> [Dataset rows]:
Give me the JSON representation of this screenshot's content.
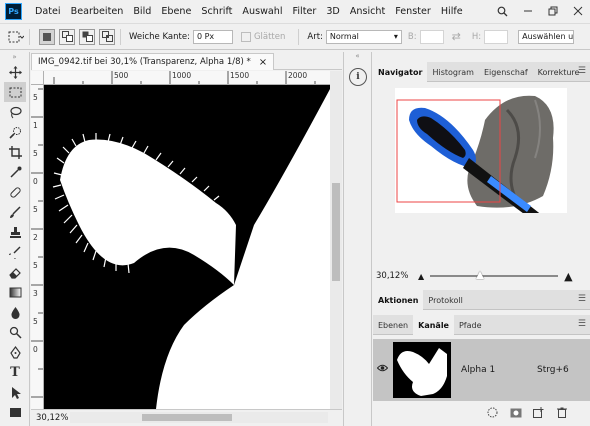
{
  "app": {
    "logo": "Ps"
  },
  "menu": [
    "Datei",
    "Bearbeiten",
    "Bild",
    "Ebene",
    "Schrift",
    "Auswahl",
    "Filter",
    "3D",
    "Ansicht",
    "Fenster",
    "Hilfe"
  ],
  "window_controls": [
    "search-icon",
    "minimize-icon",
    "restore-icon",
    "close-icon"
  ],
  "options": {
    "feather_label": "Weiche Kante:",
    "feather_value": "0 Px",
    "antialias_label": "Glätten",
    "style_label": "Art:",
    "style_value": "Normal",
    "width_label": "B:",
    "height_label": "H:",
    "select_mask_label": "Auswählen und"
  },
  "tools": [
    "move-icon",
    "marquee-icon",
    "lasso-icon",
    "quick-select-icon",
    "crop-icon",
    "eyedropper-icon",
    "healing-icon",
    "brush-icon",
    "stamp-icon",
    "history-brush-icon",
    "eraser-icon",
    "gradient-icon",
    "blur-icon",
    "dodge-icon",
    "pen-icon",
    "type-icon",
    "path-select-icon",
    "shape-icon"
  ],
  "document": {
    "tab_title": "IMG_0942.tif bei 30,1% (Transparenz, Alpha 1/8) *",
    "close_glyph": "×",
    "zoom": "30,12%",
    "ruler_top": [
      "500",
      "1000",
      "1500",
      "2000"
    ],
    "ruler_left": [
      "5",
      "1",
      "5",
      "0",
      "5",
      "2",
      "5",
      "3",
      "5",
      "0"
    ]
  },
  "dock": {
    "info_glyph": "i"
  },
  "panels": {
    "top_tabs": [
      "Navigator",
      "Histogram",
      "Eigenschaf",
      "Korrekture"
    ],
    "navigator_zoom": "30,12%",
    "mid_tabs": [
      "Aktionen",
      "Protokoll"
    ],
    "lower_tabs": [
      "Ebenen",
      "Kanäle",
      "Pfade"
    ],
    "channel": {
      "name": "Alpha 1",
      "shortcut": "Strg+6"
    },
    "bottom_icons": [
      "load-selection-icon",
      "save-selection-icon",
      "new-channel-icon",
      "delete-icon"
    ],
    "menu_glyph": "☰"
  },
  "colors": {
    "ps_logo_bg": "#001e36",
    "ps_logo_fg": "#31a8ff",
    "navigator_frame": "#ee4444",
    "brush_blue": "#1e5fd6",
    "towel_gray": "#6e6c68"
  }
}
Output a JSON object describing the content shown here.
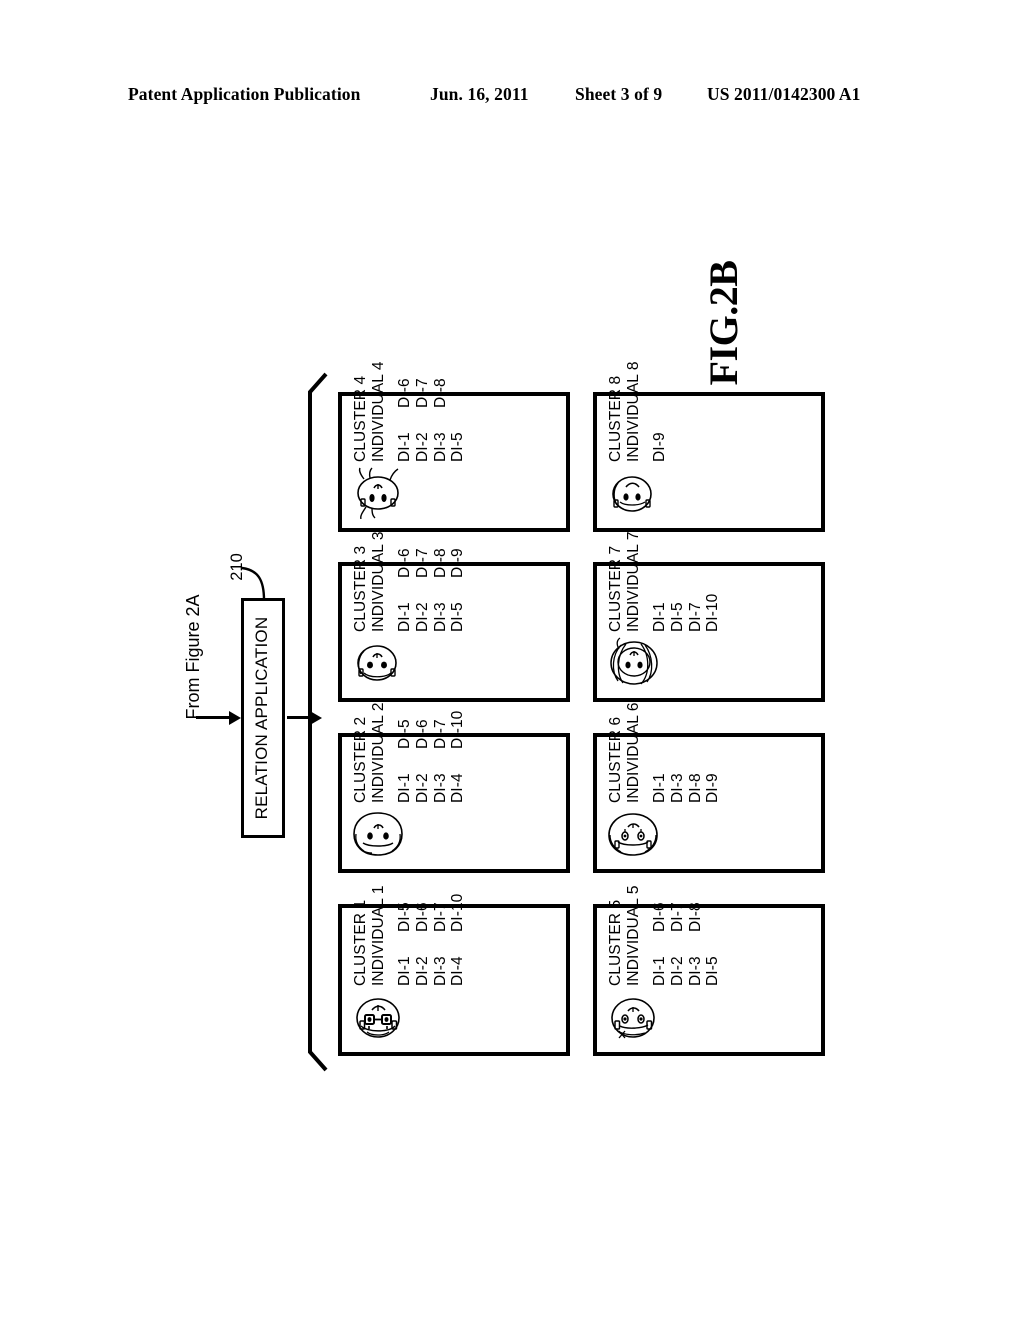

> [What is required]:
Return the entries unchanged, save for the pictures, which do not belong in the copy.

> [Exercise result]:
Give me the JSON representation of this screenshot's content.
{
  "app": {
    "logo": "Ps"
  },
  "menu": [
    "Datei",
    "Bearbeiten",
    "Bild",
    "Ebene",
    "Schrift",
    "Auswahl",
    "Filter",
    "3D",
    "Ansicht",
    "Fenster",
    "Hilfe"
  ],
  "window_controls": [
    "search-icon",
    "minimize-icon",
    "restore-icon",
    "close-icon"
  ],
  "options": {
    "feather_label": "Weiche Kante:",
    "feather_value": "0 Px",
    "antialias_label": "Glätten",
    "style_label": "Art:",
    "style_value": "Normal",
    "width_label": "B:",
    "height_label": "H:",
    "select_mask_label": "Auswählen und"
  },
  "tools": [
    "move-icon",
    "marquee-icon",
    "lasso-icon",
    "quick-select-icon",
    "crop-icon",
    "eyedropper-icon",
    "healing-icon",
    "brush-icon",
    "stamp-icon",
    "history-brush-icon",
    "eraser-icon",
    "gradient-icon",
    "blur-icon",
    "dodge-icon",
    "pen-icon",
    "type-icon",
    "path-select-icon",
    "shape-icon"
  ],
  "document": {
    "tab_title": "IMG_0942.tif bei 30,1% (Transparenz, Alpha 1/8) *",
    "close_glyph": "×",
    "zoom": "30,12%",
    "ruler_top": [
      "500",
      "1000",
      "1500",
      "2000"
    ],
    "ruler_left": [
      "5",
      "1",
      "5",
      "0",
      "5",
      "2",
      "5",
      "3",
      "5",
      "0"
    ]
  },
  "dock": {
    "info_glyph": "i"
  },
  "panels": {
    "top_tabs": [
      "Navigator",
      "Histogram",
      "Eigenschaf",
      "Korrekture"
    ],
    "navigator_zoom": "30,12%",
    "mid_tabs": [
      "Aktionen",
      "Protokoll"
    ],
    "lower_tabs": [
      "Ebenen",
      "Kanäle",
      "Pfade"
    ],
    "channel": {
      "name": "Alpha 1",
      "shortcut": "Strg+6"
    },
    "bottom_icons": [
      "load-selection-icon",
      "save-selection-icon",
      "new-channel-icon",
      "delete-icon"
    ],
    "menu_glyph": "☰"
  },
  "colors": {
    "ps_logo_bg": "#001e36",
    "ps_logo_fg": "#31a8ff",
    "navigator_frame": "#ee4444",
    "brush_blue": "#1e5fd6",
    "towel_gray": "#6e6c68"
  }
}
Output a JSON object describing the content shown here.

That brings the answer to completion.